> TASK DETAILS: Your task is to repeat the lines below exactly, excluding any pictures they contain.

> EXERCISE MATERIAL:
--- START ---

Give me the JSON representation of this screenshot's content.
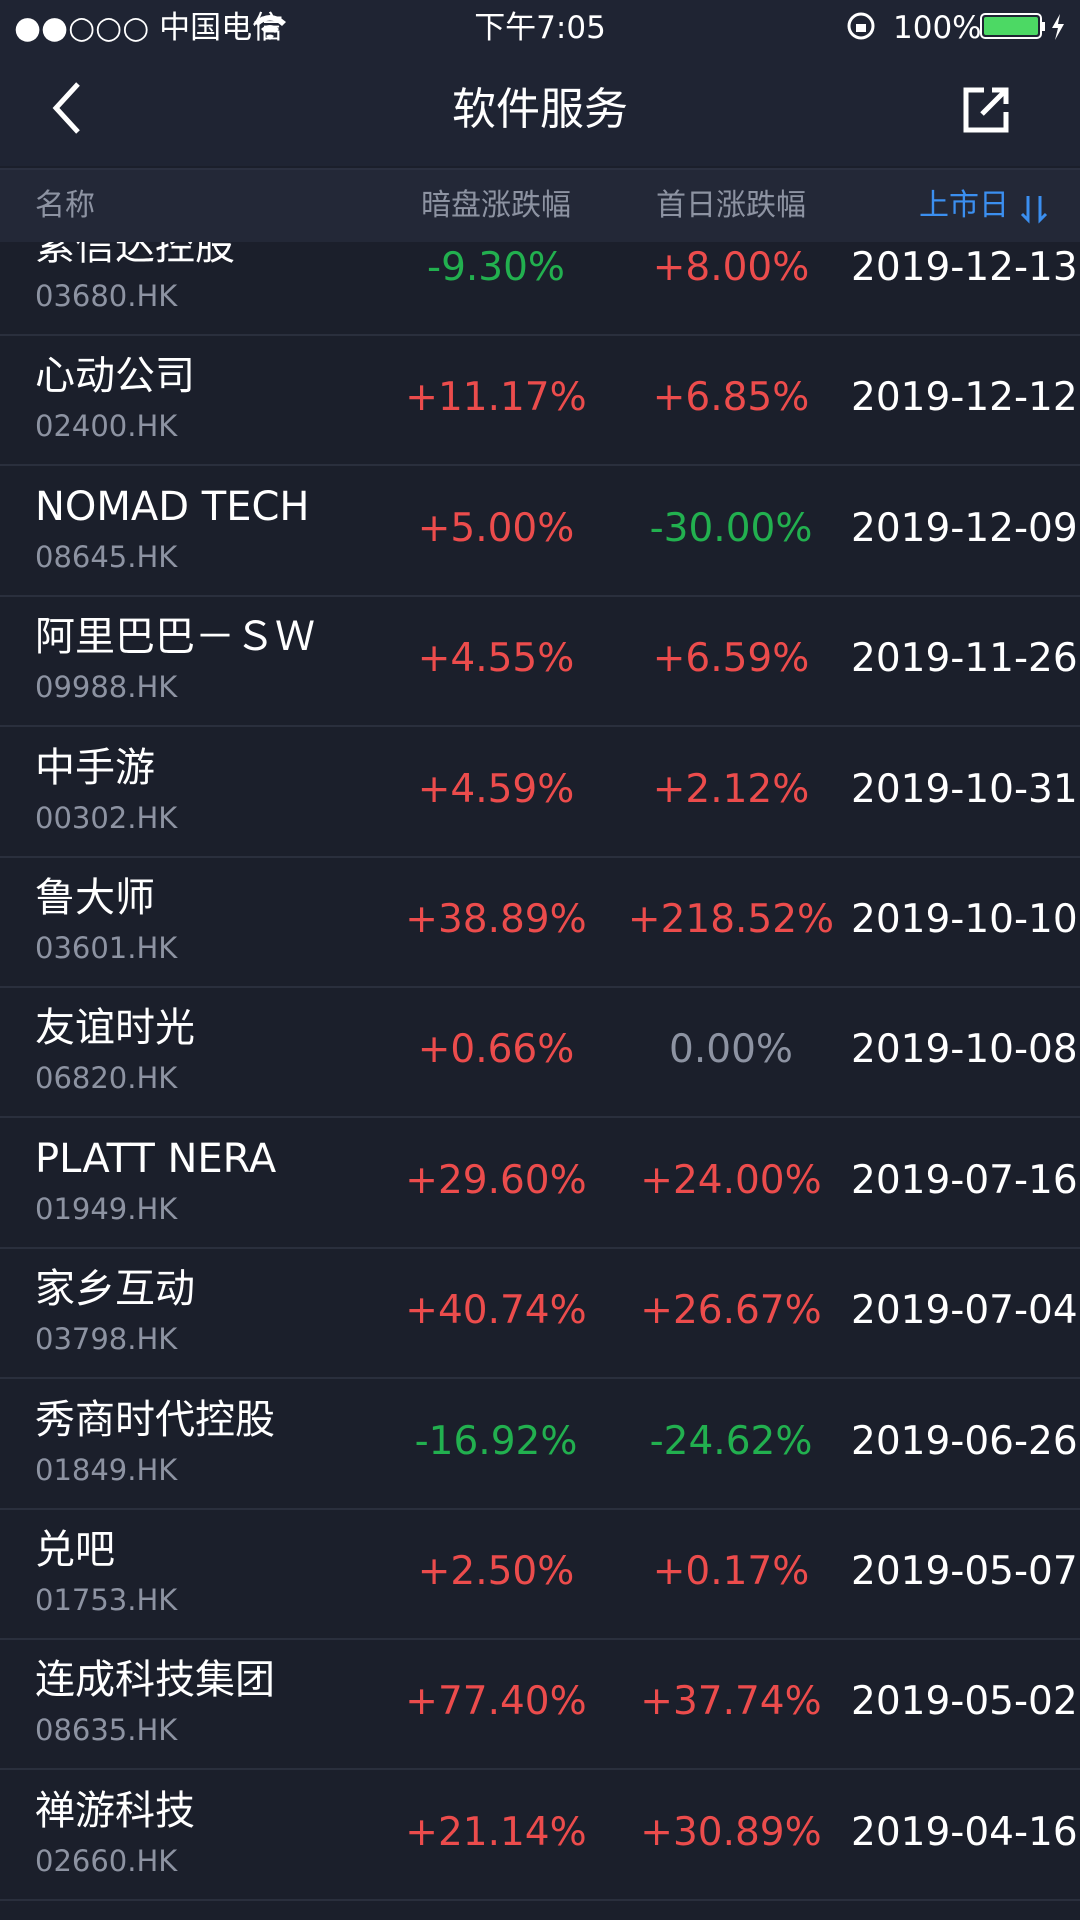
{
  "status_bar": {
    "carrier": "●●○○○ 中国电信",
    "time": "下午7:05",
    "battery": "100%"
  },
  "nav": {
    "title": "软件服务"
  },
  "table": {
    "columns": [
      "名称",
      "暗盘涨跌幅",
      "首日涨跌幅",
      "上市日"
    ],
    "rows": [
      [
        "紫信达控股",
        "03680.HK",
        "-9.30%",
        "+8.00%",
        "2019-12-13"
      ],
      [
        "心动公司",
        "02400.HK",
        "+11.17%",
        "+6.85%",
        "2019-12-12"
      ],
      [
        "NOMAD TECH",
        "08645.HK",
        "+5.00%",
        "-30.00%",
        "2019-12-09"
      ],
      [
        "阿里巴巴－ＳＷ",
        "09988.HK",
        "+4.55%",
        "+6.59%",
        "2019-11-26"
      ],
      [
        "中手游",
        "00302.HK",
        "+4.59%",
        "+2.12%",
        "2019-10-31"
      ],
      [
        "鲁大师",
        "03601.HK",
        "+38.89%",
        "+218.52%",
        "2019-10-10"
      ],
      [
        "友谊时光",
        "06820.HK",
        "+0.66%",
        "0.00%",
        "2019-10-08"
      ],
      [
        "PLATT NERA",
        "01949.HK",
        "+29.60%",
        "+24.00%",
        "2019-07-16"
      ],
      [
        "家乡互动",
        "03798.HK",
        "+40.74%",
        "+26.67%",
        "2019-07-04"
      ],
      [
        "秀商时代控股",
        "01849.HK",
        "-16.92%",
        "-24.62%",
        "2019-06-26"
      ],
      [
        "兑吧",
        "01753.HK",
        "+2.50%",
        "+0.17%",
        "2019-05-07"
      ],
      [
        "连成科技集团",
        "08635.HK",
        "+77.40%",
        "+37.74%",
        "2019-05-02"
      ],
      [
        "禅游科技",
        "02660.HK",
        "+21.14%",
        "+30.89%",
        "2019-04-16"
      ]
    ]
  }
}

--- END ---

> ANSWER TO THE EXERCISE:
Give me the JSON representation of this screenshot's content.
{
  "status_bar": {
    "carrier": "●●○○○ 中国电信",
    "time": "下午7:05",
    "battery": "100%"
  },
  "nav": {
    "title": "软件服务"
  },
  "table": {
    "columns": [
      "名称",
      "暗盘涨跌幅",
      "首日涨跌幅",
      "上市日"
    ],
    "rows": [
      [
        "紫信达控股",
        "03680.HK",
        "-9.30%",
        "+8.00%",
        "2019-12-13"
      ],
      [
        "心动公司",
        "02400.HK",
        "+11.17%",
        "+6.85%",
        "2019-12-12"
      ],
      [
        "NOMAD TECH",
        "08645.HK",
        "+5.00%",
        "-30.00%",
        "2019-12-09"
      ],
      [
        "阿里巴巴－ＳＷ",
        "09988.HK",
        "+4.55%",
        "+6.59%",
        "2019-11-26"
      ],
      [
        "中手游",
        "00302.HK",
        "+4.59%",
        "+2.12%",
        "2019-10-31"
      ],
      [
        "鲁大师",
        "03601.HK",
        "+38.89%",
        "+218.52%",
        "2019-10-10"
      ],
      [
        "友谊时光",
        "06820.HK",
        "+0.66%",
        "0.00%",
        "2019-10-08"
      ],
      [
        "PLATT NERA",
        "01949.HK",
        "+29.60%",
        "+24.00%",
        "2019-07-16"
      ],
      [
        "家乡互动",
        "03798.HK",
        "+40.74%",
        "+26.67%",
        "2019-07-04"
      ],
      [
        "秀商时代控股",
        "01849.HK",
        "-16.92%",
        "-24.62%",
        "2019-06-26"
      ],
      [
        "兑吧",
        "01753.HK",
        "+2.50%",
        "+0.17%",
        "2019-05-07"
      ],
      [
        "连成科技集团",
        "08635.HK",
        "+77.40%",
        "+37.74%",
        "2019-05-02"
      ],
      [
        "禅游科技",
        "02660.HK",
        "+21.14%",
        "+30.89%",
        "2019-04-16"
      ]
    ]
  }
}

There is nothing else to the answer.